Can you update the entries below by replacing "Footer Widget Area" with "Footer Widgets" everywhere it appears, keeping everything else unchanged and leaving the pictures out of your answer?

## BEGIN

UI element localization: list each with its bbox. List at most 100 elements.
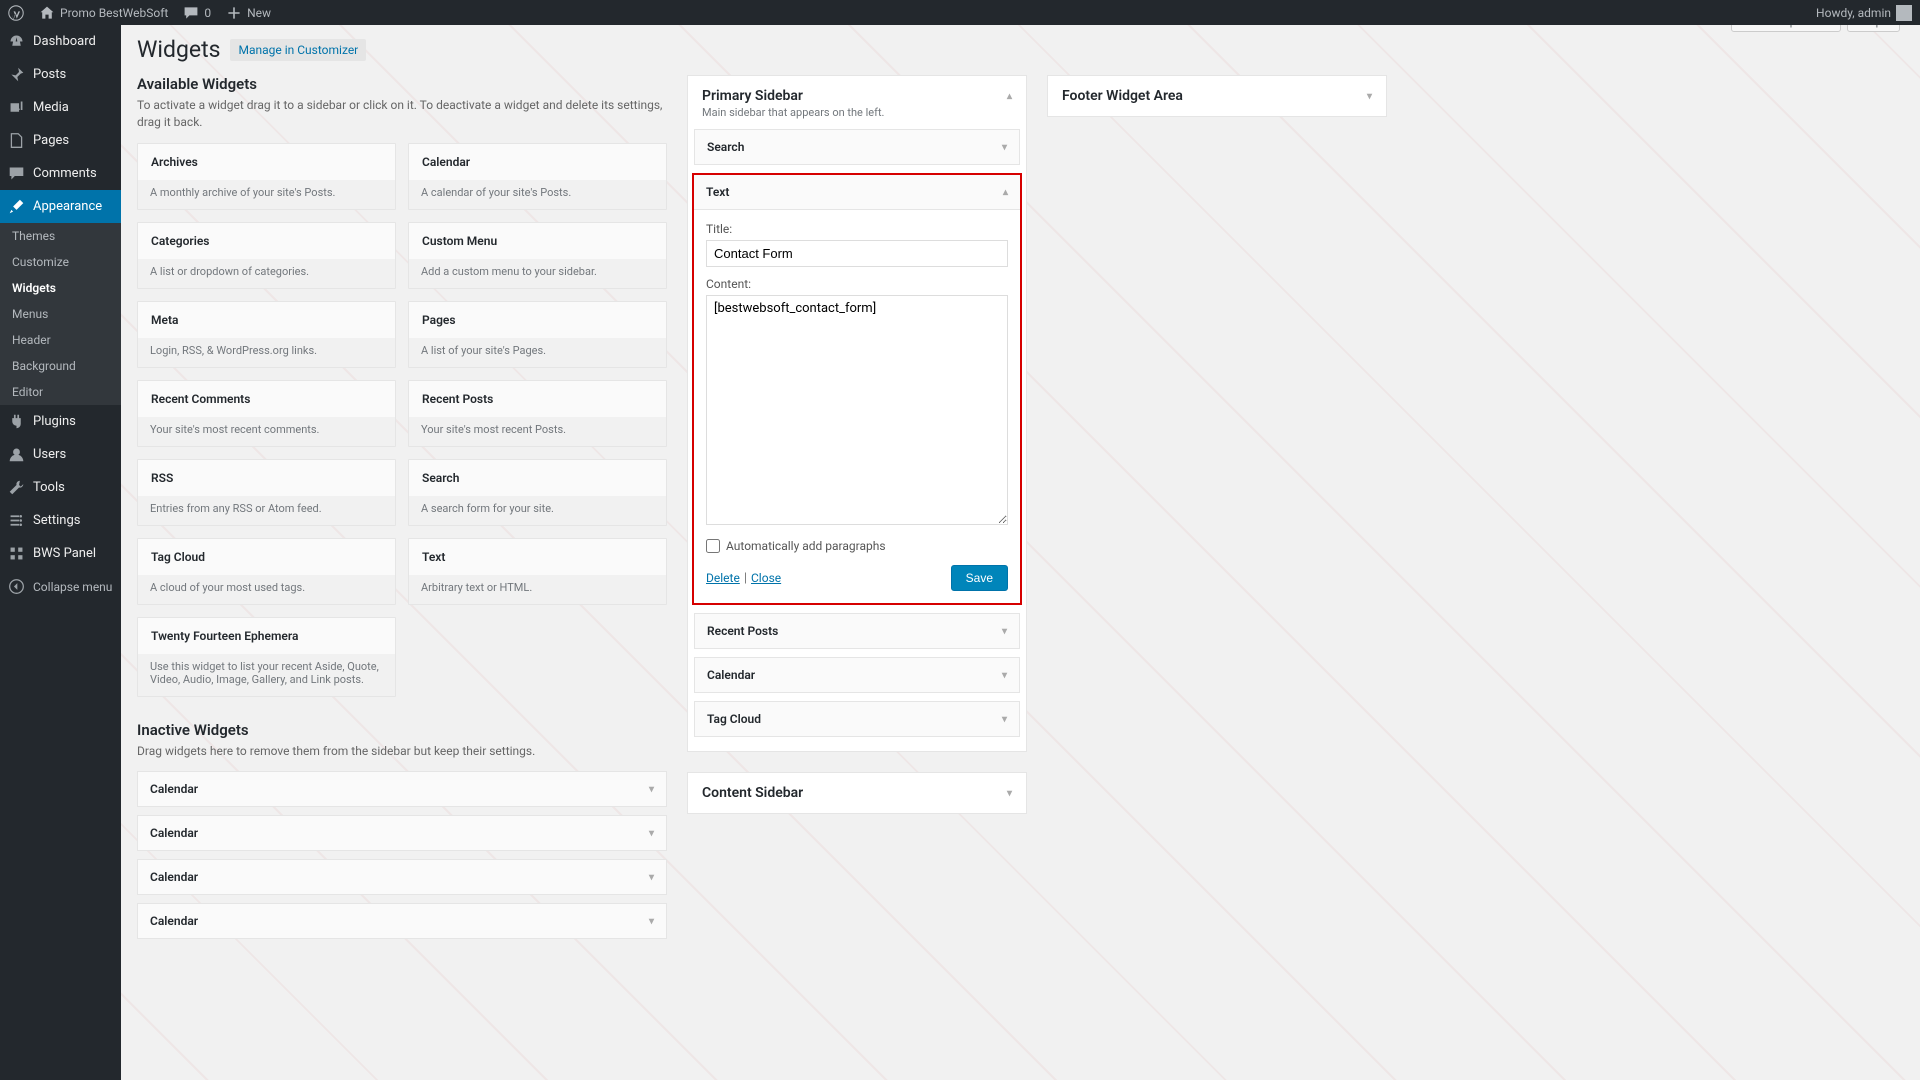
widget-name: Search <box>707 140 744 154</box>
sidebar-widget-text: Text▴ Title: Content: [bestwebsoft_contact_… <box>692 173 1022 605</box>
widget-name: Tag Cloud <box>707 712 761 726</box>
comments-link[interactable]: 0 <box>183 5 211 21</box>
chevron-down-icon: ▾ <box>649 872 654 883</box>
save-button[interactable]: Save <box>951 565 1008 591</box>
available-widget-recent-posts[interactable]: Recent PostsYour site's most recent Post… <box>408 380 667 447</box>
inactive-desc: Drag widgets here to remove them from th… <box>137 743 667 760</box>
sidebar-item-label: Dashboard <box>33 34 96 49</box>
inactive-widget-name: Calendar <box>150 782 198 796</box>
inactive-heading: Inactive Widgets <box>137 721 667 739</box>
widget-name: Calendar <box>707 668 755 682</box>
primary-sidebar-desc: Main sidebar that appears on the left. <box>688 106 1026 129</box>
new-label: New <box>247 6 271 20</box>
available-widget-categories[interactable]: CategoriesA list or dropdown of categori… <box>137 222 396 289</box>
sidebar-item-pages[interactable]: Pages <box>0 124 121 157</box>
inactive-widget[interactable]: Calendar▾ <box>137 815 667 851</box>
widget-name: Recent Posts <box>707 624 778 638</box>
sidebar-item-posts[interactable]: Posts <box>0 58 121 91</box>
sidebar-item-plugins[interactable]: Plugins <box>0 405 121 438</box>
sidebar-item-dashboard[interactable]: Dashboard <box>0 25 121 58</box>
manage-customizer-button[interactable]: Manage in Customizer <box>230 39 366 61</box>
widget-desc: A list or dropdown of categories. <box>138 259 395 288</box>
widget-title: Meta <box>138 302 395 338</box>
available-widget-tag-cloud[interactable]: Tag CloudA cloud of your most used tags. <box>137 538 396 605</box>
widget-desc: Your site's most recent comments. <box>138 417 395 446</box>
sidebar-subitem-widgets[interactable]: Widgets <box>0 275 121 301</box>
footer-widget-toggle[interactable]: Footer Widget Area ▾ <box>1048 76 1386 116</box>
available-widget-calendar[interactable]: CalendarA calendar of your site's Posts. <box>408 143 667 210</box>
title-label: Title: <box>706 222 1008 236</box>
wp-logo[interactable] <box>8 5 24 21</box>
widget-desc: Use this widget to list your recent Asid… <box>138 654 395 696</box>
sidebar-subitem-background[interactable]: Background <box>0 353 121 379</box>
available-widget-meta[interactable]: MetaLogin, RSS, & WordPress.org links. <box>137 301 396 368</box>
available-widget-rss[interactable]: RSSEntries from any RSS or Atom feed. <box>137 459 396 526</box>
primary-sidebar-toggle[interactable]: Primary Sidebar ▴ <box>688 76 1026 106</box>
content-sidebar-title: Content Sidebar <box>702 785 803 801</box>
comment-icon <box>183 5 199 21</box>
available-desc: To activate a widget drag it to a sideba… <box>137 97 667 131</box>
sidebar-subitem-customize[interactable]: Customize <box>0 249 121 275</box>
available-widget-twenty-fourteen-ephemera[interactable]: Twenty Fourteen EphemeraUse this widget … <box>137 617 396 697</box>
chevron-down-icon: ▾ <box>1367 91 1372 102</box>
widget-toggle[interactable]: Tag Cloud▾ <box>695 702 1019 736</box>
content-label: Content: <box>706 277 1008 291</box>
howdy-link[interactable]: Howdy, admin <box>1816 5 1912 21</box>
sidebar-widget-tag-cloud: Tag Cloud▾ <box>694 701 1020 737</box>
widget-content-textarea[interactable]: [bestwebsoft_contact_form] <box>706 295 1008 525</box>
widget-toggle[interactable]: Search▾ <box>695 130 1019 164</box>
widget-toggle[interactable]: Calendar ▾ <box>695 658 1019 692</box>
sidebar-item-settings[interactable]: Settings <box>0 504 121 537</box>
sidebar-item-bws-panel[interactable]: BWS Panel <box>0 537 121 570</box>
inactive-widget-name: Calendar <box>150 914 198 928</box>
sidebar-item-appearance[interactable]: Appearance <box>0 190 121 223</box>
inactive-widget-name: Calendar <box>150 870 198 884</box>
widget-toggle[interactable]: Recent Posts▾ <box>695 614 1019 648</box>
available-widget-archives[interactable]: ArchivesA monthly archive of your site's… <box>137 143 396 210</box>
widget-title-input[interactable] <box>706 240 1008 267</box>
available-widget-recent-comments[interactable]: Recent CommentsYour site's most recent c… <box>137 380 396 447</box>
chevron-icon: ▾ <box>1002 670 1007 681</box>
chevron-up-icon: ▴ <box>1007 91 1012 102</box>
delete-link[interactable]: Delete <box>706 571 740 585</box>
available-widget-text[interactable]: TextArbitrary text or HTML. <box>408 538 667 605</box>
available-widget-custom-menu[interactable]: Custom MenuAdd a custom menu to your sid… <box>408 222 667 289</box>
sidebar-item-label: Appearance <box>33 199 102 214</box>
available-widget-pages[interactable]: PagesA list of your site's Pages. <box>408 301 667 368</box>
site-link[interactable]: Promo BestWebSoft <box>39 5 168 21</box>
content-sidebar-toggle[interactable]: Content Sidebar ▾ <box>688 773 1026 813</box>
sidebar-item-tools[interactable]: Tools <box>0 471 121 504</box>
sidebar-subitem-themes[interactable]: Themes <box>0 223 121 249</box>
sidebar-item-media[interactable]: Media <box>0 91 121 124</box>
widget-form: Title: Content: [bestwebsoft_contact_form]… <box>694 209 1020 603</box>
inactive-widget[interactable]: Calendar▾ <box>137 903 667 939</box>
widget-title: Twenty Fourteen Ephemera <box>138 618 395 654</box>
inactive-widget-name: Calendar <box>150 826 198 840</box>
chevron-down-icon: ▾ <box>1007 788 1012 799</box>
sidebar-subitem-editor[interactable]: Editor <box>0 379 121 405</box>
close-link[interactable]: Close <box>751 571 781 585</box>
sidebar-item-label: Settings <box>33 513 80 528</box>
sidebar-widget-recent-posts: Recent Posts▾ <box>694 613 1020 649</box>
new-link[interactable]: New <box>226 5 271 21</box>
widget-title: Archives <box>138 144 395 180</box>
widget-desc: A monthly archive of your site's Posts. <box>138 180 395 209</box>
available-heading: Available Widgets <box>137 75 667 93</box>
sidebar-subitem-header[interactable]: Header <box>0 327 121 353</box>
widget-title: Categories <box>138 223 395 259</box>
avatar <box>1896 5 1912 21</box>
footer-widget-title: Footer Widget Area <box>1062 88 1183 104</box>
widget-toggle[interactable]: Text▴ <box>694 175 1020 209</box>
sidebar-item-comments[interactable]: Comments <box>0 157 121 190</box>
footer-widget-area: Footer Widget Area ▾ <box>1047 75 1387 117</box>
collapse-menu[interactable]: Collapse menu <box>0 570 121 603</box>
inactive-widget[interactable]: Calendar▾ <box>137 771 667 807</box>
inactive-widget[interactable]: Calendar ▾ <box>137 859 667 895</box>
collapse-icon <box>8 578 25 595</box>
admin-sidebar: Dashboard PostsMediaPagesComments Appearan… <box>0 25 121 1080</box>
sidebar-item-users[interactable]: Users <box>0 438 121 471</box>
widget-title: Calendar <box>409 144 666 180</box>
autopara-checkbox[interactable] <box>706 539 720 553</box>
available-widget-search[interactable]: SearchA search form for your site. <box>408 459 667 526</box>
sidebar-subitem-menus[interactable]: Menus <box>0 301 121 327</box>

## END

_SOLUTION TO THIS PROBLEM_
UI element localization: list each with its bbox. List at most 100 elements.
widget-name: Search <box>707 140 744 154</box>
sidebar-widget-text: Text▴ Title: Content: [bestwebsoft_contact_… <box>692 173 1022 605</box>
widget-name: Tag Cloud <box>707 712 761 726</box>
comments-link[interactable]: 0 <box>183 5 211 21</box>
chevron-down-icon: ▾ <box>649 872 654 883</box>
save-button[interactable]: Save <box>951 565 1008 591</box>
available-widget-recent-posts[interactable]: Recent PostsYour site's most recent Post… <box>408 380 667 447</box>
inactive-desc: Drag widgets here to remove them from th… <box>137 743 667 760</box>
sidebar-item-label: Dashboard <box>33 34 96 49</box>
inactive-widget-name: Calendar <box>150 782 198 796</box>
inactive-heading: Inactive Widgets <box>137 721 667 739</box>
widget-name: Calendar <box>707 668 755 682</box>
primary-sidebar-desc: Main sidebar that appears on the left. <box>688 106 1026 129</box>
new-label: New <box>247 6 271 20</box>
available-widget-categories[interactable]: CategoriesA list or dropdown of categori… <box>137 222 396 289</box>
sidebar-item-pages[interactable]: Pages <box>0 124 121 157</box>
inactive-widget[interactable]: Calendar▾ <box>137 815 667 851</box>
widget-name: Recent Posts <box>707 624 778 638</box>
sidebar-item-posts[interactable]: Posts <box>0 58 121 91</box>
sidebar-item-plugins[interactable]: Plugins <box>0 405 121 438</box>
sidebar-item-dashboard[interactable]: Dashboard <box>0 25 121 58</box>
manage-customizer-button[interactable]: Manage in Customizer <box>230 39 366 61</box>
widget-desc: A list or dropdown of categories. <box>138 259 395 288</box>
widget-title: Meta <box>138 302 395 338</box>
available-widget-tag-cloud[interactable]: Tag CloudA cloud of your most used tags. <box>137 538 396 605</box>
widget-desc: Your site's most recent comments. <box>138 417 395 446</box>
sidebar-subitem-widgets[interactable]: Widgets <box>0 275 121 301</box>
footer-widget-toggle[interactable]: Footer Widgets ▾ <box>1048 76 1386 116</box>
available-widget-calendar[interactable]: CalendarA calendar of your site's Posts. <box>408 143 667 210</box>
title-label: Title: <box>706 222 1008 236</box>
wp-logo[interactable] <box>8 5 24 21</box>
widget-desc: Use this widget to list your recent Asid… <box>138 654 395 696</box>
sidebar-subitem-background[interactable]: Background <box>0 353 121 379</box>
available-widget-meta[interactable]: MetaLogin, RSS, & WordPress.org links. <box>137 301 396 368</box>
available-widget-rss[interactable]: RSSEntries from any RSS or Atom feed. <box>137 459 396 526</box>
primary-sidebar-toggle[interactable]: Primary Sidebar ▴ <box>688 76 1026 106</box>
content-sidebar-title: Content Sidebar <box>702 785 803 801</box>
comment-icon <box>183 5 199 21</box>
available-desc: To activate a widget drag it to a sideba… <box>137 97 667 131</box>
sidebar-subitem-customize[interactable]: Customize <box>0 249 121 275</box>
available-widget-twenty-fourteen-ephemera[interactable]: Twenty Fourteen EphemeraUse this widget … <box>137 617 396 697</box>
chevron-down-icon: ▾ <box>1367 91 1372 102</box>
widget-toggle[interactable]: Tag Cloud▾ <box>695 702 1019 736</box>
content-label: Content: <box>706 277 1008 291</box>
howdy-link[interactable]: Howdy, admin <box>1816 5 1912 21</box>
sidebar-widget-tag-cloud: Tag Cloud▾ <box>694 701 1020 737</box>
widget-content-textarea[interactable]: [bestwebsoft_contact_form] <box>706 295 1008 525</box>
widget-toggle[interactable]: Search▾ <box>695 130 1019 164</box>
widget-toggle[interactable]: Calendar ▾ <box>695 658 1019 692</box>
sidebar-item-settings[interactable]: Settings <box>0 504 121 537</box>
sidebar-item-bws-panel[interactable]: BWS Panel <box>0 537 121 570</box>
inactive-widget-name: Calendar <box>150 914 198 928</box>
sidebar-item-appearance[interactable]: Appearance <box>0 190 121 223</box>
inactive-widget-name: Calendar <box>150 870 198 884</box>
widget-toggle[interactable]: Recent Posts▾ <box>695 614 1019 648</box>
available-widget-archives[interactable]: ArchivesA monthly archive of your site's… <box>137 143 396 210</box>
widget-title-input[interactable] <box>706 240 1008 267</box>
available-widget-recent-comments[interactable]: Recent CommentsYour site's most recent c… <box>137 380 396 447</box>
chevron-icon: ▾ <box>1002 670 1007 681</box>
chevron-up-icon: ▴ <box>1007 91 1012 102</box>
delete-link[interactable]: Delete <box>706 571 740 585</box>
available-widget-text[interactable]: TextArbitrary text or HTML. <box>408 538 667 605</box>
available-widget-custom-menu[interactable]: Custom MenuAdd a custom menu to your sid… <box>408 222 667 289</box>
sidebar-item-label: Appearance <box>33 199 102 214</box>
available-widget-pages[interactable]: PagesA list of your site's Pages. <box>408 301 667 368</box>
site-link[interactable]: Promo BestWebSoft <box>39 5 168 21</box>
content-sidebar-toggle[interactable]: Content Sidebar ▾ <box>688 773 1026 813</box>
sidebar-item-tools[interactable]: Tools <box>0 471 121 504</box>
sidebar-subitem-themes[interactable]: Themes <box>0 223 121 249</box>
sidebar-item-media[interactable]: Media <box>0 91 121 124</box>
widget-form: Title: Content: [bestwebsoft_contact_form]… <box>694 209 1020 603</box>
inactive-widget[interactable]: Calendar▾ <box>137 903 667 939</box>
widget-title: Twenty Fourteen Ephemera <box>138 618 395 654</box>
inactive-widget-name: Calendar <box>150 826 198 840</box>
chevron-down-icon: ▾ <box>1007 788 1012 799</box>
sidebar-subitem-editor[interactable]: Editor <box>0 379 121 405</box>
close-link[interactable]: Close <box>751 571 781 585</box>
sidebar-item-label: Settings <box>33 513 80 528</box>
sidebar-widget-recent-posts: Recent Posts▾ <box>694 613 1020 649</box>
new-link[interactable]: New <box>226 5 271 21</box>
widget-title: Archives <box>138 144 395 180</box>
widget-desc: A monthly archive of your site's Posts. <box>138 180 395 209</box>
available-heading: Available Widgets <box>137 75 667 93</box>
sidebar-subitem-header[interactable]: Header <box>0 327 121 353</box>
widget-title: Categories <box>138 223 395 259</box>
avatar <box>1896 5 1912 21</box>
footer-widget-title: Footer Widgets <box>1062 88 1183 104</box>
widget-toggle[interactable]: Text▴ <box>694 175 1020 209</box>
sidebar-item-comments[interactable]: Comments <box>0 157 121 190</box>
footer-widget-area: Footer Widgets ▾ <box>1047 75 1387 117</box>
collapse-menu[interactable]: Collapse menu <box>0 570 121 603</box>
inactive-widget[interactable]: Calendar▾ <box>137 771 667 807</box>
inactive-widget[interactable]: Calendar ▾ <box>137 859 667 895</box>
collapse-icon <box>8 578 25 595</box>
admin-sidebar: Dashboard PostsMediaPagesComments Appearan… <box>0 25 121 1080</box>
sidebar-item-users[interactable]: Users <box>0 438 121 471</box>
widget-title: Calendar <box>409 144 666 180</box>
autopara-checkbox[interactable] <box>706 539 720 553</box>
available-widget-search[interactable]: SearchA search form for your site. <box>408 459 667 526</box>
sidebar-subitem-menus[interactable]: Menus <box>0 301 121 327</box>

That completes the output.